## GOAL
Copy each line of the records that holds the string "https".
── DATASET RECORDS ──
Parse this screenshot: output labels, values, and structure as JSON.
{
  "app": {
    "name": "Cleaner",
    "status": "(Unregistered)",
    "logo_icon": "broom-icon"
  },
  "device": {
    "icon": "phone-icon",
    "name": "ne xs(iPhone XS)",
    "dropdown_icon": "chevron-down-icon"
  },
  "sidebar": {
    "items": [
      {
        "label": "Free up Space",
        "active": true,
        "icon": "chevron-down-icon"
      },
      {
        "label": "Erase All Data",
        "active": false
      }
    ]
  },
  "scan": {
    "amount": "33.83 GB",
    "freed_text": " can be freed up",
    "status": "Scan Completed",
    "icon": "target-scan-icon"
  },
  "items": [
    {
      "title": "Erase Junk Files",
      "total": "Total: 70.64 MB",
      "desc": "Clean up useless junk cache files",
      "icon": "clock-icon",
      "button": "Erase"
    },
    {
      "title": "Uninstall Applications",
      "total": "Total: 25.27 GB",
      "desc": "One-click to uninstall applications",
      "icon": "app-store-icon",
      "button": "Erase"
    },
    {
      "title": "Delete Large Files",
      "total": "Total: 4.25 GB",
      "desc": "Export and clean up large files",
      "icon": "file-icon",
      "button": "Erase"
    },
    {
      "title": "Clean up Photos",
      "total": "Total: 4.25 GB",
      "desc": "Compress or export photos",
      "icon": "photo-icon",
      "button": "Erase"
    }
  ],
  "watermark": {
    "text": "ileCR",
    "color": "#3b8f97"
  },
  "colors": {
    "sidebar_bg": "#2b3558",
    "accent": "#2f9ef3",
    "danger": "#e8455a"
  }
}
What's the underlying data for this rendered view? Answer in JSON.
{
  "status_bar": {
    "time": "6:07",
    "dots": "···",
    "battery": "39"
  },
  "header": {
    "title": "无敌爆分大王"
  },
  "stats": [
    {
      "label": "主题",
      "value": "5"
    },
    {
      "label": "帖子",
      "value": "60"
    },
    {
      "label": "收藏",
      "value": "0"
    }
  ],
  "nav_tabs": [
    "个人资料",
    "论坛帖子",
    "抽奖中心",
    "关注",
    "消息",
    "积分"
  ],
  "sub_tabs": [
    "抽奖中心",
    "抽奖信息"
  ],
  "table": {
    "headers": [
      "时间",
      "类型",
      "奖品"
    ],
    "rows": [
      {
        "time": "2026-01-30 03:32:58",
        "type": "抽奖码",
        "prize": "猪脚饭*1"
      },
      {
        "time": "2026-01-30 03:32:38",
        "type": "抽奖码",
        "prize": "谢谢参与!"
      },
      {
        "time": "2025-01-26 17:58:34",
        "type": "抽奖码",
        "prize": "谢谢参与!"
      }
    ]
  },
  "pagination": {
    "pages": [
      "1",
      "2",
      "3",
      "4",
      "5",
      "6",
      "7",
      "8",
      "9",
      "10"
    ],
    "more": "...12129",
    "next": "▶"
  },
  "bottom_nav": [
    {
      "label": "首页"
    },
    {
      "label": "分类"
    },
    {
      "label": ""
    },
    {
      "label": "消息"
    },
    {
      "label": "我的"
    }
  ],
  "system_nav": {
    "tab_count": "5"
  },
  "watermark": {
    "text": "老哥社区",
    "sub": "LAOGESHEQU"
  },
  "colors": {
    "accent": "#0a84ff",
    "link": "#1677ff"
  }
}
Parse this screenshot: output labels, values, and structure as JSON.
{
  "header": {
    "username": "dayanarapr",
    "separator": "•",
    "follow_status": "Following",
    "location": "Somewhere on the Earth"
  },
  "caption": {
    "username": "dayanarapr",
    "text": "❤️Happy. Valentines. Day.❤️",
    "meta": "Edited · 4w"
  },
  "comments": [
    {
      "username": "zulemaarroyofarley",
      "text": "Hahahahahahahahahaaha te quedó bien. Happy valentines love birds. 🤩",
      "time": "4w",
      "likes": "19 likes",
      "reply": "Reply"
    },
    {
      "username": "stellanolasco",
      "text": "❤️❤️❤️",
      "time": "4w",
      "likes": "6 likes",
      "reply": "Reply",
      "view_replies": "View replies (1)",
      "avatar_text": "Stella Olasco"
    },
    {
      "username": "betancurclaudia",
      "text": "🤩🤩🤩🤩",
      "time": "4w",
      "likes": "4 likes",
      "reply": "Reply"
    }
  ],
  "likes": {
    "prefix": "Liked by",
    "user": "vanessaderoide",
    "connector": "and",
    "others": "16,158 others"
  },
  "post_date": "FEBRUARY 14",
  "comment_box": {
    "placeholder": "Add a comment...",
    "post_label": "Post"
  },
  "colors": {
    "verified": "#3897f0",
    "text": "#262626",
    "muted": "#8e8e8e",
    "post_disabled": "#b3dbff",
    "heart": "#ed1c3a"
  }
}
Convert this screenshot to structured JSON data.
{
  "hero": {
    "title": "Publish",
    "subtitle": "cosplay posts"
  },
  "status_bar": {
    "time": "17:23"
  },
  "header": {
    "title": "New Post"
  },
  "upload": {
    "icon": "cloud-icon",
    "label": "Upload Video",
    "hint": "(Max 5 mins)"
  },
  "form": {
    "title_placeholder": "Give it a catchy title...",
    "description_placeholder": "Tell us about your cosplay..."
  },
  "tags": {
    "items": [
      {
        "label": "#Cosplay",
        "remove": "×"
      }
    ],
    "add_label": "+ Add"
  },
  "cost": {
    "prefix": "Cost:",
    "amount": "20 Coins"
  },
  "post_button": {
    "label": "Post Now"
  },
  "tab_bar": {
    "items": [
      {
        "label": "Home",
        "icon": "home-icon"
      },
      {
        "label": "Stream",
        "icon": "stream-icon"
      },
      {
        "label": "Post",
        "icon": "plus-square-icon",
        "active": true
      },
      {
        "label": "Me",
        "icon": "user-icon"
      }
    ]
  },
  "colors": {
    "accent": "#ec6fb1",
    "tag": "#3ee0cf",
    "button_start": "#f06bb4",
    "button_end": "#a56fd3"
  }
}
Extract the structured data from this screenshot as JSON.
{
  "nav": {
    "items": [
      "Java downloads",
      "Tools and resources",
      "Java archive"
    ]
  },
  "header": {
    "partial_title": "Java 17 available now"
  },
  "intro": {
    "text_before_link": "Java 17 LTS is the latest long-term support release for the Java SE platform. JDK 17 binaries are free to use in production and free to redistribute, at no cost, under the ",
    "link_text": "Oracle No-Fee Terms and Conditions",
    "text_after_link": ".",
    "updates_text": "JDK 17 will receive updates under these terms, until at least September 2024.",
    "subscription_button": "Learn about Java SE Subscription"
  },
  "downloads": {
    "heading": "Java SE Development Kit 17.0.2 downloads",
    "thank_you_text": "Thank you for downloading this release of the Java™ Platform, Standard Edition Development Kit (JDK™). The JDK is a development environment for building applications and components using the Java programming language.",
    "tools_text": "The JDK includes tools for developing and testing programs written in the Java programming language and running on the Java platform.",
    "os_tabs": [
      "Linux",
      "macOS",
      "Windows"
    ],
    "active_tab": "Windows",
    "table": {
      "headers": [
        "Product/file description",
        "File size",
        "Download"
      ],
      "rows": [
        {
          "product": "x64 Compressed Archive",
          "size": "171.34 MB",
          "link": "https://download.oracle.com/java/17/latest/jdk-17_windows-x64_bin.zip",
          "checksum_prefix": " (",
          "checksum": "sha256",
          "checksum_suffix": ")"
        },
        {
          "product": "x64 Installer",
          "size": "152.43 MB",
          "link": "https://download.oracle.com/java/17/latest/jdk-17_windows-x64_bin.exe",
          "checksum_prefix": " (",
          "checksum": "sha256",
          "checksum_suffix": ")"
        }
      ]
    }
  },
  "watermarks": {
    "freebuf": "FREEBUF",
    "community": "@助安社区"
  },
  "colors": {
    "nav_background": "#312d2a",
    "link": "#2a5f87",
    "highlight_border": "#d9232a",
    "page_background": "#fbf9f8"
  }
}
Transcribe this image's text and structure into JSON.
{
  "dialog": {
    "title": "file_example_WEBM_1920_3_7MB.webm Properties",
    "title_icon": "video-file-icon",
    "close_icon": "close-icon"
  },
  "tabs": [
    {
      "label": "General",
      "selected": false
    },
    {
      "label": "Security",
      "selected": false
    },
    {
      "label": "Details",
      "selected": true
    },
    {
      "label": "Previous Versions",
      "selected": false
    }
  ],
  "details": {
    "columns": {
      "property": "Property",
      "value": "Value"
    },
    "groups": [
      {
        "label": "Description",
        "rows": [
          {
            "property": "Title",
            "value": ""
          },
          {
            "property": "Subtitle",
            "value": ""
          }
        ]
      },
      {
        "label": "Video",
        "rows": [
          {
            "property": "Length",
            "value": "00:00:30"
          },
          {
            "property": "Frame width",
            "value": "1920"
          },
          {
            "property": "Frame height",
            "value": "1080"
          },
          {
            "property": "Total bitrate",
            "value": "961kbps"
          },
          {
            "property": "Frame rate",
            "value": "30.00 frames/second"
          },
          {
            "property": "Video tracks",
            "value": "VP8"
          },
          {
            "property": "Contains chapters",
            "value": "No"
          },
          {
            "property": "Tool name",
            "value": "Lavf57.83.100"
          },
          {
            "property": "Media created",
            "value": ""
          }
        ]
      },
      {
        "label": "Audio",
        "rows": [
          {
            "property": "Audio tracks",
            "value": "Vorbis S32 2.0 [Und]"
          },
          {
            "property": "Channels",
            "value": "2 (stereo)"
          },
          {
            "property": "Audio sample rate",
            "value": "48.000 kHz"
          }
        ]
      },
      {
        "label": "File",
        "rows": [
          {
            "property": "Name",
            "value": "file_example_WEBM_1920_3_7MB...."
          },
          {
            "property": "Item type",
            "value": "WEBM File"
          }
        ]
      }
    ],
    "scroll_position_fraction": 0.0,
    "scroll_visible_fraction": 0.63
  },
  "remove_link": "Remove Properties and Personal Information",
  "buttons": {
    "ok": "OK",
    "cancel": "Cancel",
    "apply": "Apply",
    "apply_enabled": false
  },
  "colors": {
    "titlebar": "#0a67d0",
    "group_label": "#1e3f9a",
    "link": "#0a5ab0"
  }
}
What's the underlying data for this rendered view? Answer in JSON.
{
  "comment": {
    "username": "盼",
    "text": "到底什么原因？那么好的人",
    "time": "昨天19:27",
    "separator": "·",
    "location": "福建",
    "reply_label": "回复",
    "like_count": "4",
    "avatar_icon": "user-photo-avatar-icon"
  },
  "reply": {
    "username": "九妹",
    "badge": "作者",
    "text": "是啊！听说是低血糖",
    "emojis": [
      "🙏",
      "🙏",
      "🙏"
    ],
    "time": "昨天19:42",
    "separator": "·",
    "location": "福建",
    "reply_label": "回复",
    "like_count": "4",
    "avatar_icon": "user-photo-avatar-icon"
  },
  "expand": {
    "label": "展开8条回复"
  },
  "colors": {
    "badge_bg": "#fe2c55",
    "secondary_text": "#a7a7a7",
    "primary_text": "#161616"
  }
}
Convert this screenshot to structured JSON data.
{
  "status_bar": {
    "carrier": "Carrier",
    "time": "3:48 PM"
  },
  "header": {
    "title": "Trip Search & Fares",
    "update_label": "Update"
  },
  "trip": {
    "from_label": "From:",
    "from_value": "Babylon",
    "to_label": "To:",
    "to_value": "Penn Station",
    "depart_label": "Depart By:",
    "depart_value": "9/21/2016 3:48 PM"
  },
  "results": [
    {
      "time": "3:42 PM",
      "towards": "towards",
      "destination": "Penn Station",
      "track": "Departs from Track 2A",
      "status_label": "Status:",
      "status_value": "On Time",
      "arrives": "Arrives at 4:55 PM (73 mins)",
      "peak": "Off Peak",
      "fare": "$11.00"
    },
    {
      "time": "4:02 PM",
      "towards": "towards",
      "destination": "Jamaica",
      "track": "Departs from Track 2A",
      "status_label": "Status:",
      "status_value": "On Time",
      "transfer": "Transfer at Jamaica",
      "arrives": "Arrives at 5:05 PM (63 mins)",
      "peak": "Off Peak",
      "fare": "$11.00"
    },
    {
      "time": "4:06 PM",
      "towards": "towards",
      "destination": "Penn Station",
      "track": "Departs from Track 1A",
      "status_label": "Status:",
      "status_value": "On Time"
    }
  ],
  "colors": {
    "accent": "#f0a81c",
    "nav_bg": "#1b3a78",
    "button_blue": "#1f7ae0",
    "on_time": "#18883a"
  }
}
───
## RESULT
          "link": "https://download.oracle.com/java/17/latest/jdk-17_windows-x64_bin.zip",
          "link": "https://download.oracle.com/java/17/latest/jdk-17_windows-x64_bin.exe",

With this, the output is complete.